Esercizio assegnato 1:
Modifica le righe, dalla prima fino a quella che contiene "bolt-icon — [82, 83, 108, 136]" compresa, sostituendo "right-arrow-icon" con "next-arrow-icon" e lasciando invariato tutto il resto. Riporta solo queste righe.

Estratto del documento:
◆ ◆ ◆ ◆ ◆
18/04/2020 DI INVICTA PALESTINA
Sahar Francis, direttrice di Addameer, parla della pervasività dell’incarcerazione nella società palestinese, di come lei e la sua organizzazione siano state prese di mira dalle forze israeliane per il loro lavoro e cosa significhi se la comunità internazionale esclude Israele dalle responsabilità dell’occupazione.

Copertina: Sahar Francis, direttrice di Addameer negli uffici dell’organizzazione a Ramallah, in Cisgiordania, il 19 febbraio 2019. (Foto: Mohannad Darabee per +972 Magazine)
Di Henriette Chacar – 21 Febbraio 2019
C’è un caso legale che Sahar Francis dice non dimenticherà mai. Era il 1996 o il 1997 e solo di recente aveva iniziato a lavorare ad Addammeer, la principale organizzazione palestinese che forniva supporto legale ai prigionieri politici. I soldati israeliani avevano arrestato una giovane donna palestinese, ricorda Francis, e la stavano torturando per farla testimoniare contro suo fratello che era anch’esso in carcere. Stava rappresentando entrambi i fratelli.
Dopo due mesi di detenzione presso la struttura di interrogatorio israeliana “Russian Compound” a Gerusalemme, la giovane donna doveva essere ascoltata in un tribunale militare israeliano vicino a Hebron. Quel giorno, tuttavia, la strada fu completamente bloccata da un incendio di pneumatici. L’autista non voleva continuare, ricorda Francis, ma dice che lei si è rifiutata di scendere dal taxi e ha insistito perché trovasse un modo per portarla al tribunale militare.
“Dovevo assicurarmi che tornasse a casa con me”, spiega Francis, seduta dietro la sua scrivania negli uffici Addameer a Ramallah. Per come la vedeva Francis, questa donna era vittima di una grande ingiustizia ed era determinata a vederla liberata, cosa che fece. “Per me, questo era il mio momento di raccogliere la sfida. Altrimenti, che senso ha?”
Israele ha arrestato e detenuto più di 800.000 palestinesi da quando ha occupato la Cisgiordania, Gaza e Gerusalemme est nel 1967. Nel solo 2018, l’esercito israeliano ha arrestato almeno 6.500 palestinesi, di cui 1.080 erano bambini. È questa pervasività dell’incarcerazione che rende il problema dei prigionieri così centrale nella società palestinese. “Tocca ogni casa palestinese”, afferma Francis.
◆ ◆ ◆ ◆ ◆
Righe per l'esercizio:
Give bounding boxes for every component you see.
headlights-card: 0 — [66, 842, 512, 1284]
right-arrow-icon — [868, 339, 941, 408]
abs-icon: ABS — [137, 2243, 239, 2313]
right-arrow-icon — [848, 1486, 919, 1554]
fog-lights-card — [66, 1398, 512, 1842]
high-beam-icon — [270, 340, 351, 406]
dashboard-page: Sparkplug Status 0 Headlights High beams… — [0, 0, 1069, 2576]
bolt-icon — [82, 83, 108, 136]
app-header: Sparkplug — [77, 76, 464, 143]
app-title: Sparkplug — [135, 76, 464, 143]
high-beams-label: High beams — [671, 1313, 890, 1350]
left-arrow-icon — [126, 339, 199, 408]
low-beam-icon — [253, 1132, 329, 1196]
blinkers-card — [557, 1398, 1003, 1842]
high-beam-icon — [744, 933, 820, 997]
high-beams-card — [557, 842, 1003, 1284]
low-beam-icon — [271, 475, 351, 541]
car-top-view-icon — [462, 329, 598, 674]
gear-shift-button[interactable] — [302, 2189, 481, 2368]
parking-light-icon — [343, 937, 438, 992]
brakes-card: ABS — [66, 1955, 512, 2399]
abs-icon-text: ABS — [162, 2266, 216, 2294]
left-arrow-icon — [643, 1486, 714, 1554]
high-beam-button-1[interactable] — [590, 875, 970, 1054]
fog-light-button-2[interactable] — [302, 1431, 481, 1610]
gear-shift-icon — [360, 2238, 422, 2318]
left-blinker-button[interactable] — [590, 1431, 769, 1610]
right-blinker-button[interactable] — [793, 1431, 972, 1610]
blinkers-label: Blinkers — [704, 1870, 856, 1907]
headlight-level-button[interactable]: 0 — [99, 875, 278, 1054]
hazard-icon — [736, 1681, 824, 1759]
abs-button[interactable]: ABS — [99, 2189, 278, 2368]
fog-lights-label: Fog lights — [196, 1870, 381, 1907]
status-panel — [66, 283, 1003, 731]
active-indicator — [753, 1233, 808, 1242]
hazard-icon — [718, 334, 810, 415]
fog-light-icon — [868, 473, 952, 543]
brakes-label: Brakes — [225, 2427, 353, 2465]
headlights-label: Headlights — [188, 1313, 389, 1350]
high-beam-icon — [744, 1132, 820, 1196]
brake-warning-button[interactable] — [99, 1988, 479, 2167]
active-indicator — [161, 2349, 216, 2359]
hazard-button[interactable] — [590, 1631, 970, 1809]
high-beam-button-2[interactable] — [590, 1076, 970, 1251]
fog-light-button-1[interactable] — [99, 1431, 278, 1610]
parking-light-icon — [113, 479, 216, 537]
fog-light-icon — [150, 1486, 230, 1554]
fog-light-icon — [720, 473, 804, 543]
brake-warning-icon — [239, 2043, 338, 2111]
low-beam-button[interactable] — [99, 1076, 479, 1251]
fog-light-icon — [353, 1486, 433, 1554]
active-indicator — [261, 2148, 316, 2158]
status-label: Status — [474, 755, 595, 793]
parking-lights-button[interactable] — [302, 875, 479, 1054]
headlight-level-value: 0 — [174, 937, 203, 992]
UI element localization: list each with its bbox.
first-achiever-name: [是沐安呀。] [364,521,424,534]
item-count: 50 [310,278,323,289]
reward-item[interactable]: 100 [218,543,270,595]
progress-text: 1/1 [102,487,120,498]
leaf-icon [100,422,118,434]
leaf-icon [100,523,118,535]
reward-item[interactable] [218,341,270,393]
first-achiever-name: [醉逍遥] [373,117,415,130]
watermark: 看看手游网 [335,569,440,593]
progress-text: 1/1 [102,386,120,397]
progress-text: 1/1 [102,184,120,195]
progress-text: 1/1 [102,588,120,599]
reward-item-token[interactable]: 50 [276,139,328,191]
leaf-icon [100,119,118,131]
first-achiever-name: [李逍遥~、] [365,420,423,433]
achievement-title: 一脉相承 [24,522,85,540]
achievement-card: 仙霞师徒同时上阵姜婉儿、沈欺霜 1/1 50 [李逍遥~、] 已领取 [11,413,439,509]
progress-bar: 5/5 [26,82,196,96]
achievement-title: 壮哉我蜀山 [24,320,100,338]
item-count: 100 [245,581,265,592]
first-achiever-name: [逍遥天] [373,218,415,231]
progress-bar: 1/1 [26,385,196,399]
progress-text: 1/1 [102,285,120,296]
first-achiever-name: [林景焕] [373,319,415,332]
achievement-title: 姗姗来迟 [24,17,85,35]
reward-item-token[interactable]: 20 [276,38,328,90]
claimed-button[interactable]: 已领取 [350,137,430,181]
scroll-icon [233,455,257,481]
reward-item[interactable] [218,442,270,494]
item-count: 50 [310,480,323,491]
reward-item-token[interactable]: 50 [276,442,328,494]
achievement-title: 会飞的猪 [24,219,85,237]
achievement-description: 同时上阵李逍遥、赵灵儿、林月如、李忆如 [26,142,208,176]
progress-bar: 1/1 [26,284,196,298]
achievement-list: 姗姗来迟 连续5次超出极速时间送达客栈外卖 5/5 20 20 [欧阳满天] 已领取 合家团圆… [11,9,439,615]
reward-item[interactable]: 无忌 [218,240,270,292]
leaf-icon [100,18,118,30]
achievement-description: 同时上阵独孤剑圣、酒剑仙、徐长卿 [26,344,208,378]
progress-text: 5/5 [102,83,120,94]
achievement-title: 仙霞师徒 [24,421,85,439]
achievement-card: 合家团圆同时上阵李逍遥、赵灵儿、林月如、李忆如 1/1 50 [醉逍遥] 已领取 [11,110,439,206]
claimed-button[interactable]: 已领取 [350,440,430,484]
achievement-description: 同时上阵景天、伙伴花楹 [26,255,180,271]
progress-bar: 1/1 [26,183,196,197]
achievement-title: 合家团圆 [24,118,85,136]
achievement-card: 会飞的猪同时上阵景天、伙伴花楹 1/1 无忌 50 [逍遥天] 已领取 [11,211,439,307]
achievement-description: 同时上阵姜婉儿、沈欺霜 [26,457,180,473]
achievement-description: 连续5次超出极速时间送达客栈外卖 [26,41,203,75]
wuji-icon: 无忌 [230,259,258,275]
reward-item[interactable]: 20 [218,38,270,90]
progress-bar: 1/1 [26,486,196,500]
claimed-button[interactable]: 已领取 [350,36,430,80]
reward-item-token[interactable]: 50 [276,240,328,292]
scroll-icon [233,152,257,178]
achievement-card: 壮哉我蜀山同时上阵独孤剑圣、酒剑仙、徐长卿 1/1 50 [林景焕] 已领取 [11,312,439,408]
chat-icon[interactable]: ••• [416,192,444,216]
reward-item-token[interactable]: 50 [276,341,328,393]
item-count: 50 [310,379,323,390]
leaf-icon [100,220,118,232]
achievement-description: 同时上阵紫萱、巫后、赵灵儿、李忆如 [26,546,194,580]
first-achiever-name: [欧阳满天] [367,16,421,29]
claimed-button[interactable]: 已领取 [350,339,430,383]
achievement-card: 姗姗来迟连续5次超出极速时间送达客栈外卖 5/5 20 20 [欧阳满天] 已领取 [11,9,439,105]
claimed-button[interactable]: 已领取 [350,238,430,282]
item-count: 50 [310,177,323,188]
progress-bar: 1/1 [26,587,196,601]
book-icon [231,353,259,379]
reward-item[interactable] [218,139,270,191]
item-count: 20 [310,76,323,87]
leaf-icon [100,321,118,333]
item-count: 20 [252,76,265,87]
◆ ◆ ◆ ◆ ◆
Esercizio assegnato 2:
In base all'articolo su Sahar Francis, indica se queste affermazioni sono vere (sì o no), citando le parole decisive del testo: (a) Il caso che Francis non dimenticherà mai risale al 1996 o al 1997. (b) L'udienza della giovane donna si tenne in un tribunale militare a Gerusalemme. (c) Quando la strada fu bloccata, Francis scese dal taxi.

Soluzione esercizio 1:
Give bounding boxes for every component you see.
headlights-card: 0 — [66, 842, 512, 1284]
next-arrow-icon — [868, 339, 941, 408]
abs-icon: ABS — [137, 2243, 239, 2313]
next-arrow-icon — [848, 1486, 919, 1554]
fog-lights-card — [66, 1398, 512, 1842]
high-beam-icon — [270, 340, 351, 406]
dashboard-page: Sparkplug Status 0 Headlights High beams… — [0, 0, 1069, 2576]
bolt-icon — [82, 83, 108, 136]

Soluzione esercizio 2:
(a) Sì: "Era il 1996 o il 1997".
(b) No: "doveva essere ascoltata in un tribunale militare israeliano vicino a Hebron".
(c) No: "lei si è rifiutata di scendere dal taxi".